WHAT THE EXERCISE ASKS
Go through the entries and count the lines with the string "Chief" in them. Give only that number.

DATA

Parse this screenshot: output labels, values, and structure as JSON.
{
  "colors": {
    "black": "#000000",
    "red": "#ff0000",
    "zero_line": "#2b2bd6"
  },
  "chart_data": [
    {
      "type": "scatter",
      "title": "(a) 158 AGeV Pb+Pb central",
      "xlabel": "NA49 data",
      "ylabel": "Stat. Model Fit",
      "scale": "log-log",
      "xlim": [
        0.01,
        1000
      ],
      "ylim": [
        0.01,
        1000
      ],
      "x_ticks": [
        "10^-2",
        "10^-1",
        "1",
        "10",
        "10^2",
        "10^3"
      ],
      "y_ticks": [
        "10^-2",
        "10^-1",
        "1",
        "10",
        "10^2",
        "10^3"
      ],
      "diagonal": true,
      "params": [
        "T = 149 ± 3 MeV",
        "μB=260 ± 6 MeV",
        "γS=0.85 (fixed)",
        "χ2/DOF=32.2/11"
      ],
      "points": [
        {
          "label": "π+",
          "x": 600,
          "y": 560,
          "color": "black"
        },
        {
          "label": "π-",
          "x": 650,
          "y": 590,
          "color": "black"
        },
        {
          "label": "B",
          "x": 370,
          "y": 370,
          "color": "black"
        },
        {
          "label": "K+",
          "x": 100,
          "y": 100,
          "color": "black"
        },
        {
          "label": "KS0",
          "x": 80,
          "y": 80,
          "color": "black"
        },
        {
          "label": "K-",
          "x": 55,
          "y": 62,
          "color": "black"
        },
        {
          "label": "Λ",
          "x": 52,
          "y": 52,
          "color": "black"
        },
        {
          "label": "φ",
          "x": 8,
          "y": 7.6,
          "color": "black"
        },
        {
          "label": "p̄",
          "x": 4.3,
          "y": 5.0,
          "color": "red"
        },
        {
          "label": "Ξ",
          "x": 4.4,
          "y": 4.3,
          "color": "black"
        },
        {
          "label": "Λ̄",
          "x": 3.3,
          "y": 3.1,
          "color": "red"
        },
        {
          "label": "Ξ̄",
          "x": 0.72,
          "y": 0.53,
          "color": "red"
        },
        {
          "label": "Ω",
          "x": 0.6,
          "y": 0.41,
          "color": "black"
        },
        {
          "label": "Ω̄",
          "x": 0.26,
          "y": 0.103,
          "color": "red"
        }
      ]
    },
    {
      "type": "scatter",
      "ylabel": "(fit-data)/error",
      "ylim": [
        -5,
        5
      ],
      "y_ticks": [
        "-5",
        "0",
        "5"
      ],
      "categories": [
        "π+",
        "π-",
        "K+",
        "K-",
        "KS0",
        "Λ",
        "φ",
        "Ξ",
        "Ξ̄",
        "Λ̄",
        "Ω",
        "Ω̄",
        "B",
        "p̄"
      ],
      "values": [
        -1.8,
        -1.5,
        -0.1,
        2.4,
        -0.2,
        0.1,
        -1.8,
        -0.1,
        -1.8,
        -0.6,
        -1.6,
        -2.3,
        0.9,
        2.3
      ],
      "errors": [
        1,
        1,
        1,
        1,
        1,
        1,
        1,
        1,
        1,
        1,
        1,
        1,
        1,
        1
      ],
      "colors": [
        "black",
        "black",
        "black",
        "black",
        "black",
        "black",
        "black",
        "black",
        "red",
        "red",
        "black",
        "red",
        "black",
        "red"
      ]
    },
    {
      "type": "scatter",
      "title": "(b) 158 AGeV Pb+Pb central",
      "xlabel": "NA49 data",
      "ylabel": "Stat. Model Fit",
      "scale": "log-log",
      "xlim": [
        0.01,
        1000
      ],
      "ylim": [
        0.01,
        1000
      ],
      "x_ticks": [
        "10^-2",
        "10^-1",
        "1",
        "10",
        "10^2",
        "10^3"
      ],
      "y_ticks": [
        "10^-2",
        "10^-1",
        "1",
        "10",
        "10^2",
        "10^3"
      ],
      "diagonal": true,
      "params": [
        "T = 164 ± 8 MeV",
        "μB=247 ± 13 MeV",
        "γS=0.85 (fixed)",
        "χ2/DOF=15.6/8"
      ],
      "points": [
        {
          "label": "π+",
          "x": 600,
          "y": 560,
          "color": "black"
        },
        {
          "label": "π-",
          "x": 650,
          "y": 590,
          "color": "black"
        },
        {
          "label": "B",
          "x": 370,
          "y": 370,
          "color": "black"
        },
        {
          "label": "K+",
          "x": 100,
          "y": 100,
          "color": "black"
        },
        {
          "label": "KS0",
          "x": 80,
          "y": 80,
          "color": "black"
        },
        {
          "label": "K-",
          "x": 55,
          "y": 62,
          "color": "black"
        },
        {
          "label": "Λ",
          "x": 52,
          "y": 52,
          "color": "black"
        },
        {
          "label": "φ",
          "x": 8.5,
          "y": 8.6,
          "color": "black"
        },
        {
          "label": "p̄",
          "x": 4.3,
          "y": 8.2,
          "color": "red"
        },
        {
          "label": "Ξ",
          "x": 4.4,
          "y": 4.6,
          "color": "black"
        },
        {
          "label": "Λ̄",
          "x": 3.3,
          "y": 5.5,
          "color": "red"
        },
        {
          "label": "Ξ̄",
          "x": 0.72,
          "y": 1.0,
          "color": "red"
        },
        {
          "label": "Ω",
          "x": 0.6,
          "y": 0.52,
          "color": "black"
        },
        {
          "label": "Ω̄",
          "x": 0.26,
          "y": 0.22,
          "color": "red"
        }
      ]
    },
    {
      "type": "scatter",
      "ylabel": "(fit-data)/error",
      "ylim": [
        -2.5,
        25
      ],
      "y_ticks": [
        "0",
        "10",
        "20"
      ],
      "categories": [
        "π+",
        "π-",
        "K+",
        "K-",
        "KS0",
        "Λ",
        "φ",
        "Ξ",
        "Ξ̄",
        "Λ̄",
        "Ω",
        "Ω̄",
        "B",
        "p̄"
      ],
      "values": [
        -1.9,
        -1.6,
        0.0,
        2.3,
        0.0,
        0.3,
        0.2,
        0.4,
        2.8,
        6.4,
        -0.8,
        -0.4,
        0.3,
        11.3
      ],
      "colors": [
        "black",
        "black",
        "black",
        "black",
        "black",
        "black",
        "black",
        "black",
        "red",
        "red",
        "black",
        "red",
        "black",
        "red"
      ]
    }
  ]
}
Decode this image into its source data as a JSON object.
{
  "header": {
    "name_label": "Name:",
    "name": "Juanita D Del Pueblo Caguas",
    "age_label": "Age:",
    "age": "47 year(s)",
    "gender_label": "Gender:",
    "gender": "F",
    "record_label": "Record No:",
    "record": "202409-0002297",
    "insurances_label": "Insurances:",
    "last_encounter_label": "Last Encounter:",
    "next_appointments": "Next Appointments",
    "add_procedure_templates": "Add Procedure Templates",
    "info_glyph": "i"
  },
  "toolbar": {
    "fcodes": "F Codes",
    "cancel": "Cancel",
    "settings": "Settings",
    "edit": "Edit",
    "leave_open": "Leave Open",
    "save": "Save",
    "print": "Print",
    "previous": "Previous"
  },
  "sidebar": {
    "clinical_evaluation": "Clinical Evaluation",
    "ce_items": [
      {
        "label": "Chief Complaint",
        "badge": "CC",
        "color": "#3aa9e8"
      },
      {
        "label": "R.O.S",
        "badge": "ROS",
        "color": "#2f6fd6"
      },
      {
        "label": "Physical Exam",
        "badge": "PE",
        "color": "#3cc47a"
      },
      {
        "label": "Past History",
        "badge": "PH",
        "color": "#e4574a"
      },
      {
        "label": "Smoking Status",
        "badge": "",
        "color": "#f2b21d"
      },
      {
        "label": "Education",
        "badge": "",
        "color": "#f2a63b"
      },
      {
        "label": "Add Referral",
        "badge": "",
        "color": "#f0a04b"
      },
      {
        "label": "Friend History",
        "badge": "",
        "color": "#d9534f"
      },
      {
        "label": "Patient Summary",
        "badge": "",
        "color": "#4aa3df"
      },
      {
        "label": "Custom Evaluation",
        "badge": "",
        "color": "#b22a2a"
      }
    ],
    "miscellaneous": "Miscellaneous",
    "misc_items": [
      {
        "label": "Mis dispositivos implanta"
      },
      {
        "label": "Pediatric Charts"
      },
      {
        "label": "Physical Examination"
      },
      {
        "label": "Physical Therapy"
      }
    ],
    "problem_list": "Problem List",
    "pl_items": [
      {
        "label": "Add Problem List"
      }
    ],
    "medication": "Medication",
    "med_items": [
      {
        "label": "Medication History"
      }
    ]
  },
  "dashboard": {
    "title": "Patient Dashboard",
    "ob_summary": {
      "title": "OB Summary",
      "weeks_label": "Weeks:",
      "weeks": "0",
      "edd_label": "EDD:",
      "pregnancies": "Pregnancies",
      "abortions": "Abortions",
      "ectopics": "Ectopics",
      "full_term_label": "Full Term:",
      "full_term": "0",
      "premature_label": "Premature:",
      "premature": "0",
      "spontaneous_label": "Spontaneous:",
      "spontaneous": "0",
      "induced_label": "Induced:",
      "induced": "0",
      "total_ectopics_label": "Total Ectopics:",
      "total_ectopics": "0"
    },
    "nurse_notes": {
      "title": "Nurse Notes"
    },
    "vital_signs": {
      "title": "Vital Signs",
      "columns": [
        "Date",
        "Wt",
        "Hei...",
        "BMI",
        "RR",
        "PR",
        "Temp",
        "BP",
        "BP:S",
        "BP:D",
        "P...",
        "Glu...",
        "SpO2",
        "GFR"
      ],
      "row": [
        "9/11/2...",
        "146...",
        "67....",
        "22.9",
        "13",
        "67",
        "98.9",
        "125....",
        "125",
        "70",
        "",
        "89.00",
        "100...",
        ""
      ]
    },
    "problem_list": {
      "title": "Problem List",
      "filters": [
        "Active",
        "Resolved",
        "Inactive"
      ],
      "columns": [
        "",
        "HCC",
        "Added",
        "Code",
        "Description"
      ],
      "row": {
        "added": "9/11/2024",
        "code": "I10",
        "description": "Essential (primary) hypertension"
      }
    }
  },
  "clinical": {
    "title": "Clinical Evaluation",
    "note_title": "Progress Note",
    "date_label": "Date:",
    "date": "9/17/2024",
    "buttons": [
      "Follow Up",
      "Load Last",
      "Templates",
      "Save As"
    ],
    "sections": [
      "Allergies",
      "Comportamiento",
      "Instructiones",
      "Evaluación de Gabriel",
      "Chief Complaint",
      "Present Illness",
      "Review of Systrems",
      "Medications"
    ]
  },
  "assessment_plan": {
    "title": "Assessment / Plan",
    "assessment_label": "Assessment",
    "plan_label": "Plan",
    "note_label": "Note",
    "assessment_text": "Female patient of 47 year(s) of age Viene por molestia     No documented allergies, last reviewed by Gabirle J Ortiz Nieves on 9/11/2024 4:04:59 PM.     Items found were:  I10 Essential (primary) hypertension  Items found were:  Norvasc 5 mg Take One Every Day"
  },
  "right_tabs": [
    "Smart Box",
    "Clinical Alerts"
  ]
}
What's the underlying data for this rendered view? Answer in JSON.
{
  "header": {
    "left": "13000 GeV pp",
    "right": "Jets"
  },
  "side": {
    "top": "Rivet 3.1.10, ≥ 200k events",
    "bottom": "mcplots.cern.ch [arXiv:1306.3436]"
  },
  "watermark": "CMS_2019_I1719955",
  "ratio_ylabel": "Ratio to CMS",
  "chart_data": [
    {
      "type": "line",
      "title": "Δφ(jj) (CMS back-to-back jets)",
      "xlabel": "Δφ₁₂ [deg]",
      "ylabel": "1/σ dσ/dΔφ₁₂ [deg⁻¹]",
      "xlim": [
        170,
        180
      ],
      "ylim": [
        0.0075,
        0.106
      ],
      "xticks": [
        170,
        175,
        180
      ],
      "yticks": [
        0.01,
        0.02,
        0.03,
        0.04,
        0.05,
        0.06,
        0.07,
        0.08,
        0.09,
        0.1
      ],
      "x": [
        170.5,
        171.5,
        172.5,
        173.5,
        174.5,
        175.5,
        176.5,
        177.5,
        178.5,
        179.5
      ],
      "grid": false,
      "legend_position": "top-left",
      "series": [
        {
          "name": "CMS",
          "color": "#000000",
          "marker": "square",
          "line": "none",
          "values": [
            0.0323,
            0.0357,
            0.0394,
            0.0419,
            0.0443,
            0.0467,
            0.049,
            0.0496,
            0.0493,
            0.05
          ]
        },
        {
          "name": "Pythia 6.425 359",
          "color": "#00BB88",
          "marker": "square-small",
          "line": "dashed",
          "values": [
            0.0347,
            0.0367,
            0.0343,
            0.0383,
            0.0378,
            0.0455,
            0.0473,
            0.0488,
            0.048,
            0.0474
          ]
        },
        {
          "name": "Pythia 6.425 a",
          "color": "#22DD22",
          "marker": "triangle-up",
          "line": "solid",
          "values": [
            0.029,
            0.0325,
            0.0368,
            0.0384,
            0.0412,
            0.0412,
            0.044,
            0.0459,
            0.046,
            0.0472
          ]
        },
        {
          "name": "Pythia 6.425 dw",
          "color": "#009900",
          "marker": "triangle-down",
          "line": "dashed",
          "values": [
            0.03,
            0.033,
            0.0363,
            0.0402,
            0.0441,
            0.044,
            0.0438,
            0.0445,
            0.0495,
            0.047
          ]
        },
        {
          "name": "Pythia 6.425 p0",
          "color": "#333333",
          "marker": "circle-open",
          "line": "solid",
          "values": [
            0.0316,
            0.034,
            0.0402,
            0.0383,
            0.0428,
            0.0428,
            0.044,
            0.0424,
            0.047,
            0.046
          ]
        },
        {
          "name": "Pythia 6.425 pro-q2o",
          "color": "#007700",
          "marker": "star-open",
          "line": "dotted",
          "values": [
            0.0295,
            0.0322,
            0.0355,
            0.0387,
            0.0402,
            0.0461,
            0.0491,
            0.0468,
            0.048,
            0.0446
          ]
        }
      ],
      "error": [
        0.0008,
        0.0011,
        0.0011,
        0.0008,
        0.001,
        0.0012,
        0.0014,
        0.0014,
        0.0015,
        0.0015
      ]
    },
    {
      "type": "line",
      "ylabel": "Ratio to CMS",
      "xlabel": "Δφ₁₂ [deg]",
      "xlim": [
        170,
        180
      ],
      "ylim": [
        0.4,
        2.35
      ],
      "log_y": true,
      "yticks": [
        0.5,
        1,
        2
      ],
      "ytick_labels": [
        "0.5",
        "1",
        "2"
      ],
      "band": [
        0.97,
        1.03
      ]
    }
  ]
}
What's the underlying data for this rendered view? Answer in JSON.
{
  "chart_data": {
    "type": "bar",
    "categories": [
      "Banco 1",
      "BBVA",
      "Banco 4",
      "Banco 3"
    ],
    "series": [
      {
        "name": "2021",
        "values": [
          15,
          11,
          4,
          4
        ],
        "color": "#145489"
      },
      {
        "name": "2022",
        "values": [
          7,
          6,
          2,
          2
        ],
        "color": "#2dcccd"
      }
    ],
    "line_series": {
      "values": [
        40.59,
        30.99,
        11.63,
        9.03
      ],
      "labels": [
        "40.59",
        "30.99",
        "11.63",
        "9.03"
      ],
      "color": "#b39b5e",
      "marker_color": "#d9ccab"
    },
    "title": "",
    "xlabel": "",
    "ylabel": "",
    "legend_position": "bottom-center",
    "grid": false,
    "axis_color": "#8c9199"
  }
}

TASK SOLUTION
2